- _Goal_
Output every entry exactly as given.

- _Data rows_
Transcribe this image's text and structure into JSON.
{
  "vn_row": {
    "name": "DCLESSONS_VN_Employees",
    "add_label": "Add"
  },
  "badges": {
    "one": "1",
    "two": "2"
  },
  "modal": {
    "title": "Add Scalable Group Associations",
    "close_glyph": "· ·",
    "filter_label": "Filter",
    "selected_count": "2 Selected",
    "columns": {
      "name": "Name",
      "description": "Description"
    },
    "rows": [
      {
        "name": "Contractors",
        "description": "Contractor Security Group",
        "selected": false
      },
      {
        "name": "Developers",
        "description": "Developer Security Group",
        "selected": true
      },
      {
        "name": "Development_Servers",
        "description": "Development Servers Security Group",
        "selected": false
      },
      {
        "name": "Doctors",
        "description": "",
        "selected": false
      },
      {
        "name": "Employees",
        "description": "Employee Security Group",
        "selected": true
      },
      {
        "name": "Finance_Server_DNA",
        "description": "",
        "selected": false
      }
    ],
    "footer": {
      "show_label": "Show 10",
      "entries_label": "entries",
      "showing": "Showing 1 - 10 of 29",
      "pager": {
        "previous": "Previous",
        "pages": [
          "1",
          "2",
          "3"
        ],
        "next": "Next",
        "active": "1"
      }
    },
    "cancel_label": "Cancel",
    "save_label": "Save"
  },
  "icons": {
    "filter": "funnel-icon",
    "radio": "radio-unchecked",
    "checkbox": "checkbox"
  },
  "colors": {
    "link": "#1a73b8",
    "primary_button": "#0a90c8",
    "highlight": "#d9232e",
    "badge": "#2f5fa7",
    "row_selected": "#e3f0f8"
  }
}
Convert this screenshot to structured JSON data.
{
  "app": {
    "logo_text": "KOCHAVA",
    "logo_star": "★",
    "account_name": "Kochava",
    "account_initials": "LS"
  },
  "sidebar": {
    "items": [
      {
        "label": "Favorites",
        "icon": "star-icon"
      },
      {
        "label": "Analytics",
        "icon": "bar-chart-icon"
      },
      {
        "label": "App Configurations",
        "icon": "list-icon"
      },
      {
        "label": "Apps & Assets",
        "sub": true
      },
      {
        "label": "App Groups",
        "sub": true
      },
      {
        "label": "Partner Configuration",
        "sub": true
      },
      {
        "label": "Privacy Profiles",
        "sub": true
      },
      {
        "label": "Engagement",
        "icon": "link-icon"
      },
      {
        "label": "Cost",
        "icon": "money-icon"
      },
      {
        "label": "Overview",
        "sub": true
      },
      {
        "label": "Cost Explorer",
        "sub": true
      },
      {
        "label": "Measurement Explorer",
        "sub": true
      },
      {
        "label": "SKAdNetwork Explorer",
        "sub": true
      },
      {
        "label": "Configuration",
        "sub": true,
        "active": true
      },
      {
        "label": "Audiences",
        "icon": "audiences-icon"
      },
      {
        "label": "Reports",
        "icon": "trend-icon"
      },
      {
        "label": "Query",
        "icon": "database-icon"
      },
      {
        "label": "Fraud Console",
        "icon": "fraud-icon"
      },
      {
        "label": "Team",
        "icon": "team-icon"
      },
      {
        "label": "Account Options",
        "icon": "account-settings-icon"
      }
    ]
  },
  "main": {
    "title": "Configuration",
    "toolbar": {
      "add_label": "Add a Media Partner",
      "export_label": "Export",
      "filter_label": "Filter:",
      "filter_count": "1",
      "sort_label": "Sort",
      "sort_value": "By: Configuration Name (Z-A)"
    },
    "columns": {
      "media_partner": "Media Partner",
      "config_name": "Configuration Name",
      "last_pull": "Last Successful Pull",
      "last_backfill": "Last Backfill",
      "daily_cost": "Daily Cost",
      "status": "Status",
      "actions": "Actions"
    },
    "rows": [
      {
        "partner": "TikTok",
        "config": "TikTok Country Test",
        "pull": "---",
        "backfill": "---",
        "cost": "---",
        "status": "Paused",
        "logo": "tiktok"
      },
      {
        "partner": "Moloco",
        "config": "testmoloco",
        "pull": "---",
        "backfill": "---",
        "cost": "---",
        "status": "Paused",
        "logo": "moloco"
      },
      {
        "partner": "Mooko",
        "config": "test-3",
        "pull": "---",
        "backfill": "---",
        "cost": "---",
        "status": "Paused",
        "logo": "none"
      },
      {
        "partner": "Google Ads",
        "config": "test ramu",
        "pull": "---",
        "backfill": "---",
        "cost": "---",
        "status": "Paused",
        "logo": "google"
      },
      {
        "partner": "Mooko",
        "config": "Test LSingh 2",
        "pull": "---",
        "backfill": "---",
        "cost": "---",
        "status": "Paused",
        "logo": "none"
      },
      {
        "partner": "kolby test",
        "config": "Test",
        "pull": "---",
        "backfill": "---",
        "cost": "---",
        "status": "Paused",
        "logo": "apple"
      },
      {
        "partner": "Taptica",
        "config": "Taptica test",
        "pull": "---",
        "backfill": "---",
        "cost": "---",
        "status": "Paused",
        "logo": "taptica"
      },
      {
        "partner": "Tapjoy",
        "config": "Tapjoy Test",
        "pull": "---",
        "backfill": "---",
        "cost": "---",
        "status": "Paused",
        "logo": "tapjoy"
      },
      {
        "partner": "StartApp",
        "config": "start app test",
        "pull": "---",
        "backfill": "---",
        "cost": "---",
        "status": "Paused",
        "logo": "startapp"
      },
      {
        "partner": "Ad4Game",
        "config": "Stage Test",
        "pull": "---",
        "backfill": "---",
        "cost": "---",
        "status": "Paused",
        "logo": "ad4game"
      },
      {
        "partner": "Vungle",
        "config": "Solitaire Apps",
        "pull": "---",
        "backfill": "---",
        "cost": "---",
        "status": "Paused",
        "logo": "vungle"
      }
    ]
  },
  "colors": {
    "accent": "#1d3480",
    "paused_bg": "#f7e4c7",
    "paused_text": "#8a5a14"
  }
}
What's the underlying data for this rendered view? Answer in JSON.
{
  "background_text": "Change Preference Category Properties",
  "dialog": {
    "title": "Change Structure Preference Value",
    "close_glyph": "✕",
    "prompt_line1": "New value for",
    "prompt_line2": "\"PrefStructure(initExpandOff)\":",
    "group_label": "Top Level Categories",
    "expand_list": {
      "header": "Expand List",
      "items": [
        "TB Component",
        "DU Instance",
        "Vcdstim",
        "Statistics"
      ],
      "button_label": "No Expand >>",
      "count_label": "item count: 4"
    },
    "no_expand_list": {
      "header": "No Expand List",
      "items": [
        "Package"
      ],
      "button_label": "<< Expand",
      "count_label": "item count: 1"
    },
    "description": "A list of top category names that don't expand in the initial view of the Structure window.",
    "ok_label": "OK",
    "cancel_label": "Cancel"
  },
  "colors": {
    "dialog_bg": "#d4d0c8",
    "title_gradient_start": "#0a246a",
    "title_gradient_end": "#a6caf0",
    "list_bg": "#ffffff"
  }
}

- _Task output_
Transcribe this image's text and structure into JSON.
{
  "vn_row": {
    "name": "DCLESSONS_VN_Employees",
    "add_label": "Add"
  },
  "badges": {
    "one": "1",
    "two": "2"
  },
  "modal": {
    "title": "Add Scalable Group Associations",
    "close_glyph": "· ·",
    "filter_label": "Filter",
    "selected_count": "2 Selected",
    "columns": {
      "name": "Name",
      "description": "Description"
    },
    "rows": [
      {
        "name": "Contractors",
        "description": "Contractor Security Group",
        "selected": false
      },
      {
        "name": "Developers",
        "description": "Developer Security Group",
        "selected": true
      },
      {
        "name": "Development_Servers",
        "description": "Development Servers Security Group",
        "selected": false
      },
      {
        "name": "Doctors",
        "description": "",
        "selected": false
      },
      {
        "name": "Employees",
        "description": "Employee Security Group",
        "selected": true
      },
      {
        "name": "Finance_Server_DNA",
        "description": "",
        "selected": false
      }
    ],
    "footer": {
      "show_label": "Show 10",
      "entries_label": "entries",
      "showing": "Showing 1 - 10 of 29",
      "pager": {
        "previous": "Previous",
        "pages": [
          "1",
          "2",
          "3"
        ],
        "next": "Next",
        "active": "1"
      }
    },
    "cancel_label": "Cancel",
    "save_label": "Save"
  },
  "icons": {
    "filter": "funnel-icon",
    "radio": "radio-unchecked",
    "checkbox": "checkbox"
  },
  "colors": {
    "link": "#1a73b8",
    "primary_button": "#0a90c8",
    "highlight": "#d9232e",
    "badge": "#2f5fa7",
    "row_selected": "#e3f0f8"
  }
}
Convert this screenshot to structured JSON data.
{
  "app": {
    "logo_text": "KOCHAVA",
    "logo_star": "★",
    "account_name": "Kochava",
    "account_initials": "LS"
  },
  "sidebar": {
    "items": [
      {
        "label": "Favorites",
        "icon": "star-icon"
      },
      {
        "label": "Analytics",
        "icon": "bar-chart-icon"
      },
      {
        "label": "App Configurations",
        "icon": "list-icon"
      },
      {
        "label": "Apps & Assets",
        "sub": true
      },
      {
        "label": "App Groups",
        "sub": true
      },
      {
        "label": "Partner Configuration",
        "sub": true
      },
      {
        "label": "Privacy Profiles",
        "sub": true
      },
      {
        "label": "Engagement",
        "icon": "link-icon"
      },
      {
        "label": "Cost",
        "icon": "money-icon"
      },
      {
        "label": "Overview",
        "sub": true
      },
      {
        "label": "Cost Explorer",
        "sub": true
      },
      {
        "label": "Measurement Explorer",
        "sub": true
      },
      {
        "label": "SKAdNetwork Explorer",
        "sub": true
      },
      {
        "label": "Configuration",
        "sub": true,
        "active": true
      },
      {
        "label": "Audiences",
        "icon": "audiences-icon"
      },
      {
        "label": "Reports",
        "icon": "trend-icon"
      },
      {
        "label": "Query",
        "icon": "database-icon"
      },
      {
        "label": "Fraud Console",
        "icon": "fraud-icon"
      },
      {
        "label": "Team",
        "icon": "team-icon"
      },
      {
        "label": "Account Options",
        "icon": "account-settings-icon"
      }
    ]
  },
  "main": {
    "title": "Configuration",
    "toolbar": {
      "add_label": "Add a Media Partner",
      "export_label": "Export",
      "filter_label": "Filter:",
      "filter_count": "1",
      "sort_label": "Sort",
      "sort_value": "By: Configuration Name (Z-A)"
    },
    "columns": {
      "media_partner": "Media Partner",
      "config_name": "Configuration Name",
      "last_pull": "Last Successful Pull",
      "last_backfill": "Last Backfill",
      "daily_cost": "Daily Cost",
      "status": "Status",
      "actions": "Actions"
    },
    "rows": [
      {
        "partner": "TikTok",
        "config": "TikTok Country Test",
        "pull": "---",
        "backfill": "---",
        "cost": "---",
        "status": "Paused",
        "logo": "tiktok"
      },
      {
        "partner": "Moloco",
        "config": "testmoloco",
        "pull": "---",
        "backfill": "---",
        "cost": "---",
        "status": "Paused",
        "logo": "moloco"
      },
      {
        "partner": "Mooko",
        "config": "test-3",
        "pull": "---",
        "backfill": "---",
        "cost": "---",
        "status": "Paused",
        "logo": "none"
      },
      {
        "partner": "Google Ads",
        "config": "test ramu",
        "pull": "---",
        "backfill": "---",
        "cost": "---",
        "status": "Paused",
        "logo": "google"
      },
      {
        "partner": "Mooko",
        "config": "Test LSingh 2",
        "pull": "---",
        "backfill": "---",
        "cost": "---",
        "status": "Paused",
        "logo": "none"
      },
      {
        "partner": "kolby test",
        "config": "Test",
        "pull": "---",
        "backfill": "---",
        "cost": "---",
        "status": "Paused",
        "logo": "apple"
      },
      {
        "partner": "Taptica",
        "config": "Taptica test",
        "pull": "---",
        "backfill": "---",
        "cost": "---",
        "status": "Paused",
        "logo": "taptica"
      },
      {
        "partner": "Tapjoy",
        "config": "Tapjoy Test",
        "pull": "---",
        "backfill": "---",
        "cost": "---",
        "status": "Paused",
        "logo": "tapjoy"
      },
      {
        "partner": "StartApp",
        "config": "start app test",
        "pull": "---",
        "backfill": "---",
        "cost": "---",
        "status": "Paused",
        "logo": "startapp"
      },
      {
        "partner": "Ad4Game",
        "config": "Stage Test",
        "pull": "---",
        "backfill": "---",
        "cost": "---",
        "status": "Paused",
        "logo": "ad4game"
      },
      {
        "partner": "Vungle",
        "config": "Solitaire Apps",
        "pull": "---",
        "backfill": "---",
        "cost": "---",
        "status": "Paused",
        "logo": "vungle"
      }
    ]
  },
  "colors": {
    "accent": "#1d3480",
    "paused_bg": "#f7e4c7",
    "paused_text": "#8a5a14"
  }
}
What's the underlying data for this rendered view? Answer in JSON.
{
  "background_text": "Change Preference Category Properties",
  "dialog": {
    "title": "Change Structure Preference Value",
    "close_glyph": "✕",
    "prompt_line1": "New value for",
    "prompt_line2": "\"PrefStructure(initExpandOff)\":",
    "group_label": "Top Level Categories",
    "expand_list": {
      "header": "Expand List",
      "items": [
        "TB Component",
        "DU Instance",
        "Vcdstim",
        "Statistics"
      ],
      "button_label": "No Expand >>",
      "count_label": "item count: 4"
    },
    "no_expand_list": {
      "header": "No Expand List",
      "items": [
        "Package"
      ],
      "button_label": "<< Expand",
      "count_label": "item count: 1"
    },
    "description": "A list of top category names that don't expand in the initial view of the Structure window.",
    "ok_label": "OK",
    "cancel_label": "Cancel"
  },
  "colors": {
    "dialog_bg": "#d4d0c8",
    "title_gradient_start": "#0a246a",
    "title_gradient_end": "#a6caf0",
    "list_bg": "#ffffff"
  }
}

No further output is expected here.